(Data listing)

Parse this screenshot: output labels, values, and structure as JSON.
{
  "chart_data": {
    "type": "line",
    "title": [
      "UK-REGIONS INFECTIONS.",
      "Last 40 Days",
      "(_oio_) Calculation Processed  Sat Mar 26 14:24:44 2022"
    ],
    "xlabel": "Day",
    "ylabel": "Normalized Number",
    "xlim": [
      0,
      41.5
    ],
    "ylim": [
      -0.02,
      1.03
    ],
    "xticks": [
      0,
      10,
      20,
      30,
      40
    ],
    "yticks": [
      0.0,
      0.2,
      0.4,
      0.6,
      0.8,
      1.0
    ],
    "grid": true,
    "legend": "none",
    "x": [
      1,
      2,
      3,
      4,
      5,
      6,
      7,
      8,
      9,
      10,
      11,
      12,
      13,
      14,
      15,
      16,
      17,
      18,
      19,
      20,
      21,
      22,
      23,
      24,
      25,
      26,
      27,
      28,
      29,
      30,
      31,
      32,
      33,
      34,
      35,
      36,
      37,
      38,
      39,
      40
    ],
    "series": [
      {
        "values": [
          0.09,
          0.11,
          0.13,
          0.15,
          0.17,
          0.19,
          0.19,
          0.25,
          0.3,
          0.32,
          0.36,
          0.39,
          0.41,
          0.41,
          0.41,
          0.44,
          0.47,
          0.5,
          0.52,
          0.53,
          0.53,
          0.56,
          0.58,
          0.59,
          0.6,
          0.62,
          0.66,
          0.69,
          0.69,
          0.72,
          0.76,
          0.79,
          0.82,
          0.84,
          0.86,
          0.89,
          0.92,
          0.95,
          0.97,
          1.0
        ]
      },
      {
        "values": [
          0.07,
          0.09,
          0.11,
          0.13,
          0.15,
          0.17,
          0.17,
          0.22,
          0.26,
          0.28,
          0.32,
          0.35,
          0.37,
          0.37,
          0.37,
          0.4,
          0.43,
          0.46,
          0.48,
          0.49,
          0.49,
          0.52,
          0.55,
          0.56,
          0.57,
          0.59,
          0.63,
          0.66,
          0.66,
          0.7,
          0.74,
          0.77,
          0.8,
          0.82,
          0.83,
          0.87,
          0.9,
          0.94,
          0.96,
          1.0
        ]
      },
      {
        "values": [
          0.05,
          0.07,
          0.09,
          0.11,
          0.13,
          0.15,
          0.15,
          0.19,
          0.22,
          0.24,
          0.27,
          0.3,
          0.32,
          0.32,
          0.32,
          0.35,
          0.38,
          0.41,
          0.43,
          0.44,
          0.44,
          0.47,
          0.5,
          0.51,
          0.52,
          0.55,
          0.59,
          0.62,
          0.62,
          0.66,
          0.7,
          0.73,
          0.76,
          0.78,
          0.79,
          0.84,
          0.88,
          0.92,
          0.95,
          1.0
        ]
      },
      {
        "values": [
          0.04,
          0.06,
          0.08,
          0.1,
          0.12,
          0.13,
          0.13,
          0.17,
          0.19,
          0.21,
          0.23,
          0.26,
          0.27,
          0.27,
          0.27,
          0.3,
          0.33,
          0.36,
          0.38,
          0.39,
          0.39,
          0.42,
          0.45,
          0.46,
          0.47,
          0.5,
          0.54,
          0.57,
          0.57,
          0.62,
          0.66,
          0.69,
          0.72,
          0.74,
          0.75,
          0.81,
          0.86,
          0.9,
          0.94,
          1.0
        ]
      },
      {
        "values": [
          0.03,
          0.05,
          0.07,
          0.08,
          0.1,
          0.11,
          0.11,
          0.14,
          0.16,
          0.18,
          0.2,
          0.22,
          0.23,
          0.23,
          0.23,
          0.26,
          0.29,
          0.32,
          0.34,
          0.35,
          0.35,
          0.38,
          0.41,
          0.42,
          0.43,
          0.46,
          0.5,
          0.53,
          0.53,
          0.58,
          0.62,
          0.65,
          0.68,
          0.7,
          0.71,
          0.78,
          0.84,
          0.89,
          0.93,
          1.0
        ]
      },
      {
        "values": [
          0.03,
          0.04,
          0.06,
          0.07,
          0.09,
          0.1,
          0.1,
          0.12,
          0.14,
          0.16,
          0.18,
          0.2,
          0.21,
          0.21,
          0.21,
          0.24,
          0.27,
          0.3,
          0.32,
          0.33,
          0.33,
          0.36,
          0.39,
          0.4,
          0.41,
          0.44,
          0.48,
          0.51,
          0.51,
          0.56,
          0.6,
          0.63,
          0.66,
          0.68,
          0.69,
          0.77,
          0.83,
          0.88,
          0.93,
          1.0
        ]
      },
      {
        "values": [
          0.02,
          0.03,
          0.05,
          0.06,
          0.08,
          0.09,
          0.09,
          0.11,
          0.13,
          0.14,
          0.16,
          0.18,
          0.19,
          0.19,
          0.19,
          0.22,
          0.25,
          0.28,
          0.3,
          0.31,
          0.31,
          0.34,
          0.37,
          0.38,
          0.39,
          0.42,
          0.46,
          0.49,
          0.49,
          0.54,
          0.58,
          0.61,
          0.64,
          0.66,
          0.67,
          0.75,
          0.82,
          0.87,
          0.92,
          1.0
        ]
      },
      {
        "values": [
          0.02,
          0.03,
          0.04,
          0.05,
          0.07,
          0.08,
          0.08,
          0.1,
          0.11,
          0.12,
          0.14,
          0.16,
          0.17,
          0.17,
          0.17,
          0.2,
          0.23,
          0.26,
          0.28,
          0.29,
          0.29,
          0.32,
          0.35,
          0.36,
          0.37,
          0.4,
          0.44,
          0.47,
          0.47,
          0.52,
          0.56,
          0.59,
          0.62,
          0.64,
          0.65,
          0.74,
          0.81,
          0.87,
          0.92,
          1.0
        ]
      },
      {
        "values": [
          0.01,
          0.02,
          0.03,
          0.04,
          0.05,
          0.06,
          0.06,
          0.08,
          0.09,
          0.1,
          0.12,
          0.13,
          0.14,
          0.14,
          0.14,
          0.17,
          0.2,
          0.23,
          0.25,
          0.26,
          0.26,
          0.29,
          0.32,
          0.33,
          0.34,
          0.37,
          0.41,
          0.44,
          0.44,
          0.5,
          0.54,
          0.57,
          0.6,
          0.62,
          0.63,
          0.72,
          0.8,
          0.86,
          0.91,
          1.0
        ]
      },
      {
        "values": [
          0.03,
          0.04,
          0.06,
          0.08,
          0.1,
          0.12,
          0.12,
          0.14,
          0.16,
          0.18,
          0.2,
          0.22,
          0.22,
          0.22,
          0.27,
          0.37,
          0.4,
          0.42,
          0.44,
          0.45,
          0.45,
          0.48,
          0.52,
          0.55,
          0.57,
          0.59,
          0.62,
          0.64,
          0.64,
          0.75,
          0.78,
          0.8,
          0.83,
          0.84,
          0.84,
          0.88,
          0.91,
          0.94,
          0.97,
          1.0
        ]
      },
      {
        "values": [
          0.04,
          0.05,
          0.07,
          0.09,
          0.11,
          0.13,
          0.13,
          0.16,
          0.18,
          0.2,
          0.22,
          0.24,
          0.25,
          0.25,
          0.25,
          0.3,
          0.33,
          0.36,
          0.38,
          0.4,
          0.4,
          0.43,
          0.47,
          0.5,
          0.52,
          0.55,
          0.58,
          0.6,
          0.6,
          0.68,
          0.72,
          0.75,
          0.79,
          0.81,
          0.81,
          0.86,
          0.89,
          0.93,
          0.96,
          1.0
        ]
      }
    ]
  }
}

## [WHAT IS EXPECTED]
Each record above should be repeated exactly as it appears.

## [SOLUTION FOR THIS EXERCISE]
Parse this screenshot: output labels, values, and structure as JSON.
{
  "chart_data": {
    "type": "line",
    "title": [
      "UK-REGIONS INFECTIONS.",
      "Last 40 Days",
      "(_oio_) Calculation Processed  Sat Mar 26 14:24:44 2022"
    ],
    "xlabel": "Day",
    "ylabel": "Normalized Number",
    "xlim": [
      0,
      41.5
    ],
    "ylim": [
      -0.02,
      1.03
    ],
    "xticks": [
      0,
      10,
      20,
      30,
      40
    ],
    "yticks": [
      0.0,
      0.2,
      0.4,
      0.6,
      0.8,
      1.0
    ],
    "grid": true,
    "legend": "none",
    "x": [
      1,
      2,
      3,
      4,
      5,
      6,
      7,
      8,
      9,
      10,
      11,
      12,
      13,
      14,
      15,
      16,
      17,
      18,
      19,
      20,
      21,
      22,
      23,
      24,
      25,
      26,
      27,
      28,
      29,
      30,
      31,
      32,
      33,
      34,
      35,
      36,
      37,
      38,
      39,
      40
    ],
    "series": [
      {
        "values": [
          0.09,
          0.11,
          0.13,
          0.15,
          0.17,
          0.19,
          0.19,
          0.25,
          0.3,
          0.32,
          0.36,
          0.39,
          0.41,
          0.41,
          0.41,
          0.44,
          0.47,
          0.5,
          0.52,
          0.53,
          0.53,
          0.56,
          0.58,
          0.59,
          0.6,
          0.62,
          0.66,
          0.69,
          0.69,
          0.72,
          0.76,
          0.79,
          0.82,
          0.84,
          0.86,
          0.89,
          0.92,
          0.95,
          0.97,
          1.0
        ]
      },
      {
        "values": [
          0.07,
          0.09,
          0.11,
          0.13,
          0.15,
          0.17,
          0.17,
          0.22,
          0.26,
          0.28,
          0.32,
          0.35,
          0.37,
          0.37,
          0.37,
          0.4,
          0.43,
          0.46,
          0.48,
          0.49,
          0.49,
          0.52,
          0.55,
          0.56,
          0.57,
          0.59,
          0.63,
          0.66,
          0.66,
          0.7,
          0.74,
          0.77,
          0.8,
          0.82,
          0.83,
          0.87,
          0.9,
          0.94,
          0.96,
          1.0
        ]
      },
      {
        "values": [
          0.05,
          0.07,
          0.09,
          0.11,
          0.13,
          0.15,
          0.15,
          0.19,
          0.22,
          0.24,
          0.27,
          0.3,
          0.32,
          0.32,
          0.32,
          0.35,
          0.38,
          0.41,
          0.43,
          0.44,
          0.44,
          0.47,
          0.5,
          0.51,
          0.52,
          0.55,
          0.59,
          0.62,
          0.62,
          0.66,
          0.7,
          0.73,
          0.76,
          0.78,
          0.79,
          0.84,
          0.88,
          0.92,
          0.95,
          1.0
        ]
      },
      {
        "values": [
          0.04,
          0.06,
          0.08,
          0.1,
          0.12,
          0.13,
          0.13,
          0.17,
          0.19,
          0.21,
          0.23,
          0.26,
          0.27,
          0.27,
          0.27,
          0.3,
          0.33,
          0.36,
          0.38,
          0.39,
          0.39,
          0.42,
          0.45,
          0.46,
          0.47,
          0.5,
          0.54,
          0.57,
          0.57,
          0.62,
          0.66,
          0.69,
          0.72,
          0.74,
          0.75,
          0.81,
          0.86,
          0.9,
          0.94,
          1.0
        ]
      },
      {
        "values": [
          0.03,
          0.05,
          0.07,
          0.08,
          0.1,
          0.11,
          0.11,
          0.14,
          0.16,
          0.18,
          0.2,
          0.22,
          0.23,
          0.23,
          0.23,
          0.26,
          0.29,
          0.32,
          0.34,
          0.35,
          0.35,
          0.38,
          0.41,
          0.42,
          0.43,
          0.46,
          0.5,
          0.53,
          0.53,
          0.58,
          0.62,
          0.65,
          0.68,
          0.7,
          0.71,
          0.78,
          0.84,
          0.89,
          0.93,
          1.0
        ]
      },
      {
        "values": [
          0.03,
          0.04,
          0.06,
          0.07,
          0.09,
          0.1,
          0.1,
          0.12,
          0.14,
          0.16,
          0.18,
          0.2,
          0.21,
          0.21,
          0.21,
          0.24,
          0.27,
          0.3,
          0.32,
          0.33,
          0.33,
          0.36,
          0.39,
          0.4,
          0.41,
          0.44,
          0.48,
          0.51,
          0.51,
          0.56,
          0.6,
          0.63,
          0.66,
          0.68,
          0.69,
          0.77,
          0.83,
          0.88,
          0.93,
          1.0
        ]
      },
      {
        "values": [
          0.02,
          0.03,
          0.05,
          0.06,
          0.08,
          0.09,
          0.09,
          0.11,
          0.13,
          0.14,
          0.16,
          0.18,
          0.19,
          0.19,
          0.19,
          0.22,
          0.25,
          0.28,
          0.3,
          0.31,
          0.31,
          0.34,
          0.37,
          0.38,
          0.39,
          0.42,
          0.46,
          0.49,
          0.49,
          0.54,
          0.58,
          0.61,
          0.64,
          0.66,
          0.67,
          0.75,
          0.82,
          0.87,
          0.92,
          1.0
        ]
      },
      {
        "values": [
          0.02,
          0.03,
          0.04,
          0.05,
          0.07,
          0.08,
          0.08,
          0.1,
          0.11,
          0.12,
          0.14,
          0.16,
          0.17,
          0.17,
          0.17,
          0.2,
          0.23,
          0.26,
          0.28,
          0.29,
          0.29,
          0.32,
          0.35,
          0.36,
          0.37,
          0.4,
          0.44,
          0.47,
          0.47,
          0.52,
          0.56,
          0.59,
          0.62,
          0.64,
          0.65,
          0.74,
          0.81,
          0.87,
          0.92,
          1.0
        ]
      },
      {
        "values": [
          0.01,
          0.02,
          0.03,
          0.04,
          0.05,
          0.06,
          0.06,
          0.08,
          0.09,
          0.1,
          0.12,
          0.13,
          0.14,
          0.14,
          0.14,
          0.17,
          0.2,
          0.23,
          0.25,
          0.26,
          0.26,
          0.29,
          0.32,
          0.33,
          0.34,
          0.37,
          0.41,
          0.44,
          0.44,
          0.5,
          0.54,
          0.57,
          0.6,
          0.62,
          0.63,
          0.72,
          0.8,
          0.86,
          0.91,
          1.0
        ]
      },
      {
        "values": [
          0.03,
          0.04,
          0.06,
          0.08,
          0.1,
          0.12,
          0.12,
          0.14,
          0.16,
          0.18,
          0.2,
          0.22,
          0.22,
          0.22,
          0.27,
          0.37,
          0.4,
          0.42,
          0.44,
          0.45,
          0.45,
          0.48,
          0.52,
          0.55,
          0.57,
          0.59,
          0.62,
          0.64,
          0.64,
          0.75,
          0.78,
          0.8,
          0.83,
          0.84,
          0.84,
          0.88,
          0.91,
          0.94,
          0.97,
          1.0
        ]
      },
      {
        "values": [
          0.04,
          0.05,
          0.07,
          0.09,
          0.11,
          0.13,
          0.13,
          0.16,
          0.18,
          0.2,
          0.22,
          0.24,
          0.25,
          0.25,
          0.25,
          0.3,
          0.33,
          0.36,
          0.38,
          0.4,
          0.4,
          0.43,
          0.47,
          0.5,
          0.52,
          0.55,
          0.58,
          0.6,
          0.6,
          0.68,
          0.72,
          0.75,
          0.79,
          0.81,
          0.81,
          0.86,
          0.89,
          0.93,
          0.96,
          1.0
        ]
      }
    ]
  }
}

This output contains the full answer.